> **Set exercise**
Take every line from the listing below that contains "Months".
------------------------------------------------------------------------
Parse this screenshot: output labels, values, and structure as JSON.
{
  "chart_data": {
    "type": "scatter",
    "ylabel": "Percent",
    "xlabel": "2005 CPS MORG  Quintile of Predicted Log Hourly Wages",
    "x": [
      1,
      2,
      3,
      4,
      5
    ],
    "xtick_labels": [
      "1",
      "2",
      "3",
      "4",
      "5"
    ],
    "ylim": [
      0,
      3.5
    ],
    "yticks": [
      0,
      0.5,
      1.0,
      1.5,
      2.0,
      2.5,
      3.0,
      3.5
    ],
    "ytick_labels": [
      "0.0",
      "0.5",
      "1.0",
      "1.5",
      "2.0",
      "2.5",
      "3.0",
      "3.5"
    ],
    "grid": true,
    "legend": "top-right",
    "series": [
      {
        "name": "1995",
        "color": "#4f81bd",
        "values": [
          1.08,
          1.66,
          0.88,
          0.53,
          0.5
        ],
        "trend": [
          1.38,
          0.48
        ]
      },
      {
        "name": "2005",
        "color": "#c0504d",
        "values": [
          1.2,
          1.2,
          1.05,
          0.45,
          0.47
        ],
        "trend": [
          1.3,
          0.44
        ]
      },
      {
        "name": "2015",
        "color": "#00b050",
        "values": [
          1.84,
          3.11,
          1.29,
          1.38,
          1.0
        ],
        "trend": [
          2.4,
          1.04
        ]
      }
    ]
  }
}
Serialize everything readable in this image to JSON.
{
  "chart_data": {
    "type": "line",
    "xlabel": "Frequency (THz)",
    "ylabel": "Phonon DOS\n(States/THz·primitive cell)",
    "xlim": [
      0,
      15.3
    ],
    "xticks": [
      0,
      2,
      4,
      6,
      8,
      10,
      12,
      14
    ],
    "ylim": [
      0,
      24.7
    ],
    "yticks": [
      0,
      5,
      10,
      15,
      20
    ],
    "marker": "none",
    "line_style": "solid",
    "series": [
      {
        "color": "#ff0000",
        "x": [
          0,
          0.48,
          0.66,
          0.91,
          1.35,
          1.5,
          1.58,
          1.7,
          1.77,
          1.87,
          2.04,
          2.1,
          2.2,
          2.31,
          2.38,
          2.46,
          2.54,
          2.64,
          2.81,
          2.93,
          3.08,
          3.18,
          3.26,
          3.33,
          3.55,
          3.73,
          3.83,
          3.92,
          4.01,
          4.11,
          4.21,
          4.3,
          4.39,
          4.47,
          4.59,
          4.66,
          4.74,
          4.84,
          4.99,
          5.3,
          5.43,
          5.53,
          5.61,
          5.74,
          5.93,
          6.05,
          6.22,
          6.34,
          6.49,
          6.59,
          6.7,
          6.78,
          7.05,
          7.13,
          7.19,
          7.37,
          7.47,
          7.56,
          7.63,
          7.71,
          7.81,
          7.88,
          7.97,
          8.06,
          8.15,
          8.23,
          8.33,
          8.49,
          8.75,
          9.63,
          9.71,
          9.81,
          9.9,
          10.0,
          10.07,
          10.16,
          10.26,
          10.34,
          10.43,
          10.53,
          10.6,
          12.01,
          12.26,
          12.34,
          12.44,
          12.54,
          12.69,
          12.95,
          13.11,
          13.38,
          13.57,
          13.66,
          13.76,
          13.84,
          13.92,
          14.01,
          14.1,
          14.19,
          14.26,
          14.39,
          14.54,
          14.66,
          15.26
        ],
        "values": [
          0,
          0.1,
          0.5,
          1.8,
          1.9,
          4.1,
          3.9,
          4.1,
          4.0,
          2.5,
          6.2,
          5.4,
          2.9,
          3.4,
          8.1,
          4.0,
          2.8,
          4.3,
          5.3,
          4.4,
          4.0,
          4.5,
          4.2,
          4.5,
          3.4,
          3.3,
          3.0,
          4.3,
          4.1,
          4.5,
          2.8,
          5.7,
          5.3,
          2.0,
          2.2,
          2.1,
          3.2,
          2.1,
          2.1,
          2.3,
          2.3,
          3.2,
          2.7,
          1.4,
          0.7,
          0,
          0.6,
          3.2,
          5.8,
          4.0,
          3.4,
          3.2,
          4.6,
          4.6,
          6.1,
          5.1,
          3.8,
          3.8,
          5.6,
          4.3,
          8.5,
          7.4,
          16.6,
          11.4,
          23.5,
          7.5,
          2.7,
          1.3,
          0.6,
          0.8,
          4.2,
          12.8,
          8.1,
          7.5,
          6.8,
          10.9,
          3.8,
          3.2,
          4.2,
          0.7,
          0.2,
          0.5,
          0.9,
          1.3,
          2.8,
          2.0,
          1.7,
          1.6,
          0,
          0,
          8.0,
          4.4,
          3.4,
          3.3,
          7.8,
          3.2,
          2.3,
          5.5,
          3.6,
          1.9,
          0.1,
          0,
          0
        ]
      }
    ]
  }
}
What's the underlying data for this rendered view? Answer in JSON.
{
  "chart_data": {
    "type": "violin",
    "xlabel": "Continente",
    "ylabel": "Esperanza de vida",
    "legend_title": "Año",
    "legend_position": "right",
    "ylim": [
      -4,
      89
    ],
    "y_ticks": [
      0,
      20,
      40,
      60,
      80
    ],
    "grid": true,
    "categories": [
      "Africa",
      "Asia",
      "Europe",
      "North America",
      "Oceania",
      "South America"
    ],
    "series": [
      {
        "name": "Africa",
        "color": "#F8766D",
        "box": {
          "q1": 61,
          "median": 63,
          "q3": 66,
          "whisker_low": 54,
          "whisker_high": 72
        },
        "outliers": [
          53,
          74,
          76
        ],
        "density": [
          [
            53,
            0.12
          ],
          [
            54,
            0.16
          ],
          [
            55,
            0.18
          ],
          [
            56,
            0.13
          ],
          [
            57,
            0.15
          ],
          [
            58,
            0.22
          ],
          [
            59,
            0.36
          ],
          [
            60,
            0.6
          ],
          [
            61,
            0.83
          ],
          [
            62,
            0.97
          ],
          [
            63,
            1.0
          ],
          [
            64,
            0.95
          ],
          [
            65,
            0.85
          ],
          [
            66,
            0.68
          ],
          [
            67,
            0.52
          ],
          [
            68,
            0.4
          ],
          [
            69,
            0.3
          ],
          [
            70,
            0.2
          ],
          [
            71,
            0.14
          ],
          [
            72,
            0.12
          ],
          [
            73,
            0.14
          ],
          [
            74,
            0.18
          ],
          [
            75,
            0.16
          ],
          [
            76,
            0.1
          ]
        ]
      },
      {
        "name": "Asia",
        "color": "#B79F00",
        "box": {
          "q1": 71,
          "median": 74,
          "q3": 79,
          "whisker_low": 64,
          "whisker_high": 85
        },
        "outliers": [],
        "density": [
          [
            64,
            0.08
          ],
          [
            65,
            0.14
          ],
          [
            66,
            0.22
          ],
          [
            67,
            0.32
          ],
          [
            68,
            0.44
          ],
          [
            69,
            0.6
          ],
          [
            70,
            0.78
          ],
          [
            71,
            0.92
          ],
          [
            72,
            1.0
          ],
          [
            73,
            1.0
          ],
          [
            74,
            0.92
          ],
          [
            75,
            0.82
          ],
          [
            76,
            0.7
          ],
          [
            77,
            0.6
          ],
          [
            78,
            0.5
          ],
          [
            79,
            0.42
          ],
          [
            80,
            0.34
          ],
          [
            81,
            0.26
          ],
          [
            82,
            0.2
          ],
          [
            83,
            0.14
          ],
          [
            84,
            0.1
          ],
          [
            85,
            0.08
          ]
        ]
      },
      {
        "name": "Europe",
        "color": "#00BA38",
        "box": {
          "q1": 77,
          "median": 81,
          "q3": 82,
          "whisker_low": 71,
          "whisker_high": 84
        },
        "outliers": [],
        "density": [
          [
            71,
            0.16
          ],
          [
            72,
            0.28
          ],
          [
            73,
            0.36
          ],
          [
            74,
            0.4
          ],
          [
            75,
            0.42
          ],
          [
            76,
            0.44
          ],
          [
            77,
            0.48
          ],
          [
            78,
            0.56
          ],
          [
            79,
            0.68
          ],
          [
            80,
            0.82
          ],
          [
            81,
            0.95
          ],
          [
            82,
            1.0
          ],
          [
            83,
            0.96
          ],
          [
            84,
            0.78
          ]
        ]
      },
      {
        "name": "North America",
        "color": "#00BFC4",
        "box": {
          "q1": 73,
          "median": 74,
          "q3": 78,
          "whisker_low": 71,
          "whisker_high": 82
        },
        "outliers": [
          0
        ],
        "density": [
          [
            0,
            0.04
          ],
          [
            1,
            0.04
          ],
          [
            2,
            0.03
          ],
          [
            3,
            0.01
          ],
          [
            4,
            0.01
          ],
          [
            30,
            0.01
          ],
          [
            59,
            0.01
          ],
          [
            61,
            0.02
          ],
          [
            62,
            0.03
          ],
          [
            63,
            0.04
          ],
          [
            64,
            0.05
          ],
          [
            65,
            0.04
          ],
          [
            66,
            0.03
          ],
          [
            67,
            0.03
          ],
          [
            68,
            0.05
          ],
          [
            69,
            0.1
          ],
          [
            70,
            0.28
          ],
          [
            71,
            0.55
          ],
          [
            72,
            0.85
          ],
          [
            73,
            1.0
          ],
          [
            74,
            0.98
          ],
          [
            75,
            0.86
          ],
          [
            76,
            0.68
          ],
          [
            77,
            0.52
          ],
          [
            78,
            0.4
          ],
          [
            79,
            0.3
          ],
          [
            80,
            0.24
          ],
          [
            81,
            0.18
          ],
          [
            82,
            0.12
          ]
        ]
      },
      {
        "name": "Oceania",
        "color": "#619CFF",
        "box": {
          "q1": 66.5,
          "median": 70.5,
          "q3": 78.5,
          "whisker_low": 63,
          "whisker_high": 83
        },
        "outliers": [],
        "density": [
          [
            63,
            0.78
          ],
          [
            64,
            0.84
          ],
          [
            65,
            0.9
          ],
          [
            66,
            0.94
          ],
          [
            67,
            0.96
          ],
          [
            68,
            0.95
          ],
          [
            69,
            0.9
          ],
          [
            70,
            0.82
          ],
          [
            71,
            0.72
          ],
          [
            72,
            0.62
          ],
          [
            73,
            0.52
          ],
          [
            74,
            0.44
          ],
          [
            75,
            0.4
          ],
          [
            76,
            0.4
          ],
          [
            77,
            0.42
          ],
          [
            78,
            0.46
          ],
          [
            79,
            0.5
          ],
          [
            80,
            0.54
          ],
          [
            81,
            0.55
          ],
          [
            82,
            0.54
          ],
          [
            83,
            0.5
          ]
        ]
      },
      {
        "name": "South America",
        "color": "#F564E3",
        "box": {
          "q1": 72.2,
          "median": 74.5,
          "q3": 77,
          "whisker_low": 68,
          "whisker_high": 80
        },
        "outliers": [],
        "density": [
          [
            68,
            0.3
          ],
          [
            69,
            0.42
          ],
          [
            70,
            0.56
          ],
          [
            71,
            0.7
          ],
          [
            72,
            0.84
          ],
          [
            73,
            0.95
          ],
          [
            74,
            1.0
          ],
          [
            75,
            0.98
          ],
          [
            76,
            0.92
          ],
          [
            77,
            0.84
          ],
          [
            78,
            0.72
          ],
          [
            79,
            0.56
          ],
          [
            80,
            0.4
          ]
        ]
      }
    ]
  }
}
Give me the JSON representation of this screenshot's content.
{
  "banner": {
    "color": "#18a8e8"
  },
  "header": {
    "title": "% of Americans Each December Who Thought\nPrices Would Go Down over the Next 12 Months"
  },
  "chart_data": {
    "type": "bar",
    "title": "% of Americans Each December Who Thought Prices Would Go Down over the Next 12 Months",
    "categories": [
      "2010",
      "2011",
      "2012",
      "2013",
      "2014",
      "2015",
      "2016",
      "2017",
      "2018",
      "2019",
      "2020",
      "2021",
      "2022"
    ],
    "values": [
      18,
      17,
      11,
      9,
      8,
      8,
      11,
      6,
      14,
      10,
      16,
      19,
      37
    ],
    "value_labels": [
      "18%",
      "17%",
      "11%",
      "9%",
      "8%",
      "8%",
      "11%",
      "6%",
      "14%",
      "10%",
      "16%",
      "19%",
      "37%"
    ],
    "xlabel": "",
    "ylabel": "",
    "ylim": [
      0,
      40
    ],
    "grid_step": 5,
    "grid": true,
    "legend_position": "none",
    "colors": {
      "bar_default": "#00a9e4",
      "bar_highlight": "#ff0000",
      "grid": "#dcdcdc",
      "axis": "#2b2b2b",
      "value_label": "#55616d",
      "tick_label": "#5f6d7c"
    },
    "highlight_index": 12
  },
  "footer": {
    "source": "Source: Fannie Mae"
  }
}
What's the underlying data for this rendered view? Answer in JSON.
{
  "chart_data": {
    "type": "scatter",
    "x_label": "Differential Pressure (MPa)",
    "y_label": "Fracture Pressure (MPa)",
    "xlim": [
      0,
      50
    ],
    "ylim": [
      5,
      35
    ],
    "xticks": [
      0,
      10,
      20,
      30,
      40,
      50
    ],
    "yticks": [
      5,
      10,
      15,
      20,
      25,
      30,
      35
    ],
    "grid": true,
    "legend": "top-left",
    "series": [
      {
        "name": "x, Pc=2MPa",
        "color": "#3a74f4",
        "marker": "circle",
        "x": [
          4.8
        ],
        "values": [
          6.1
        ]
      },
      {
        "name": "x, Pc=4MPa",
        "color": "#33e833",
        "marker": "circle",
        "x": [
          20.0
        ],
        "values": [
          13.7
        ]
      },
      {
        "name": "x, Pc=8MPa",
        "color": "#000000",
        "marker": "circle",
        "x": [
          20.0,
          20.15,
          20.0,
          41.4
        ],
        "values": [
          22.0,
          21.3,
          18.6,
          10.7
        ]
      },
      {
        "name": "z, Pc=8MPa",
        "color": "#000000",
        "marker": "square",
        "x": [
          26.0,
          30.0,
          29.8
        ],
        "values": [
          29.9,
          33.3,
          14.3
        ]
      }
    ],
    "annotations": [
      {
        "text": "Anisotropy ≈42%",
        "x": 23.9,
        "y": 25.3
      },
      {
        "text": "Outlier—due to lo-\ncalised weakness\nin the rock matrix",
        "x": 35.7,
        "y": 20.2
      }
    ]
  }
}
------------------------------------------------------------------------
> **Task answer**
    "title": "% of Americans Each December Who Thought\nPrices Would Go Down over the Next 12 Months"
    "title": "% of Americans Each December Who Thought Prices Would Go Down over the Next 12 Months",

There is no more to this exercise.